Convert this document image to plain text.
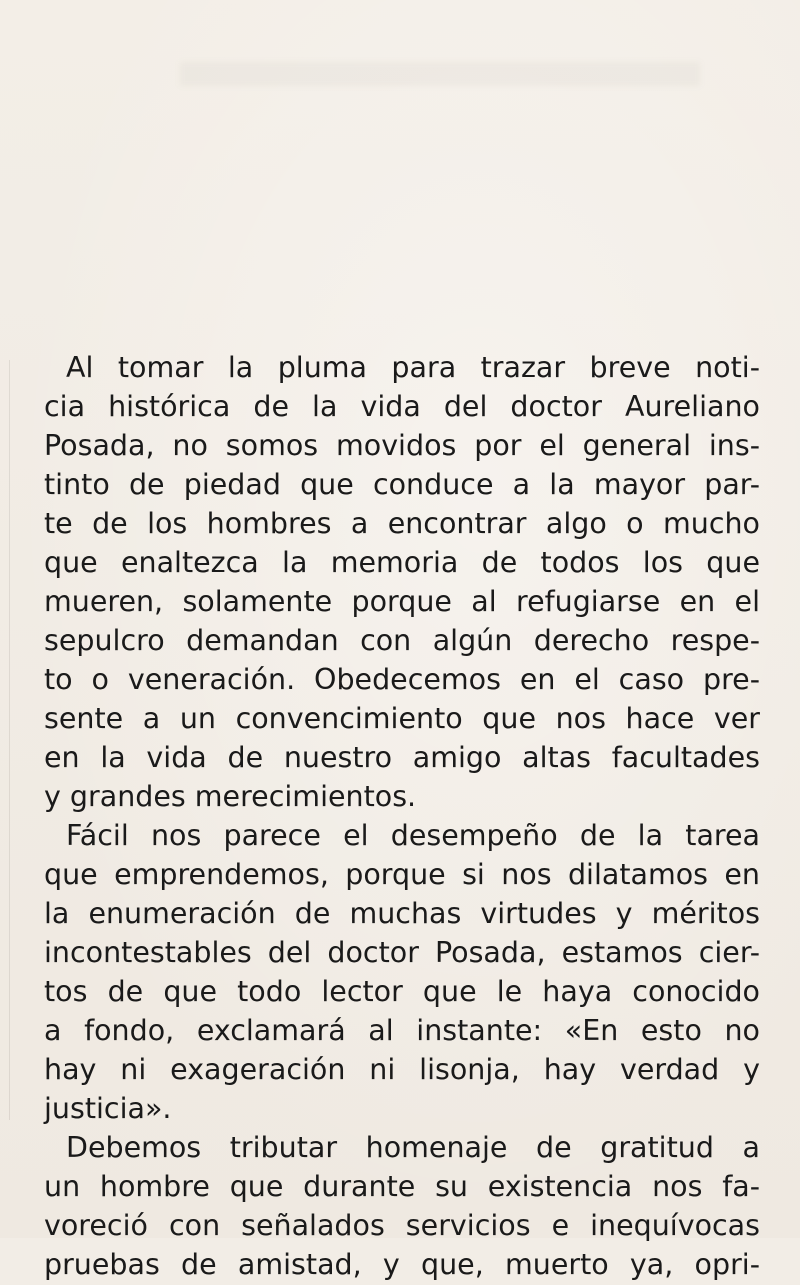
Al tomar la pluma para trazar breve noti-
cia histórica de la vida del doctor Aureliano
Posada, no somos movidos por el general ins-
tinto de piedad que conduce a la mayor par-
te de los hombres a encontrar algo o mucho
que enaltezca la memoria de todos los que
mueren, solamente porque al refugiarse en el
sepulcro demandan con algún derecho respe-
to o veneración. Obedecemos en el caso pre-
sente a un convencimiento que nos hace ver
en la vida de nuestro amigo altas facultades
y grandes merecimientos.
Fácil nos parece el desempeño de la tarea
que emprendemos, porque si nos dilatamos en
la enumeración de muchas virtudes y méritos
incontestables del doctor Posada, estamos cier-
tos de que todo lector que le haya conocido
a fondo, exclamará al instante: «En esto no
hay ni exageración ni lisonja, hay verdad y
justicia».
Debemos tributar homenaje de gratitud a
un hombre que durante su existencia nos fa-
voreció con señalados servicios e inequívocas
pruebas de amistad, y que, muerto ya, opri-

> [INSTRUCTIONS TO FOLLOW] Do not include images; quote all of the entries above exactly.

> [EXERCISE OUTPUT]
Convert this document image to plain text.
Al tomar la pluma para trazar breve noti-
cia histórica de la vida del doctor Aureliano
Posada, no somos movidos por el general ins-
tinto de piedad que conduce a la mayor par-
te de los hombres a encontrar algo o mucho
que enaltezca la memoria de todos los que
mueren, solamente porque al refugiarse en el
sepulcro demandan con algún derecho respe-
to o veneración. Obedecemos en el caso pre-
sente a un convencimiento que nos hace ver
en la vida de nuestro amigo altas facultades
y grandes merecimientos.
Fácil nos parece el desempeño de la tarea
que emprendemos, porque si nos dilatamos en
la enumeración de muchas virtudes y méritos
incontestables del doctor Posada, estamos cier-
tos de que todo lector que le haya conocido
a fondo, exclamará al instante: «En esto no
hay ni exageración ni lisonja, hay verdad y
justicia».
Debemos tributar homenaje de gratitud a
un hombre que durante su existencia nos fa-
voreció con señalados servicios e inequívocas
pruebas de amistad, y que, muerto ya, opri-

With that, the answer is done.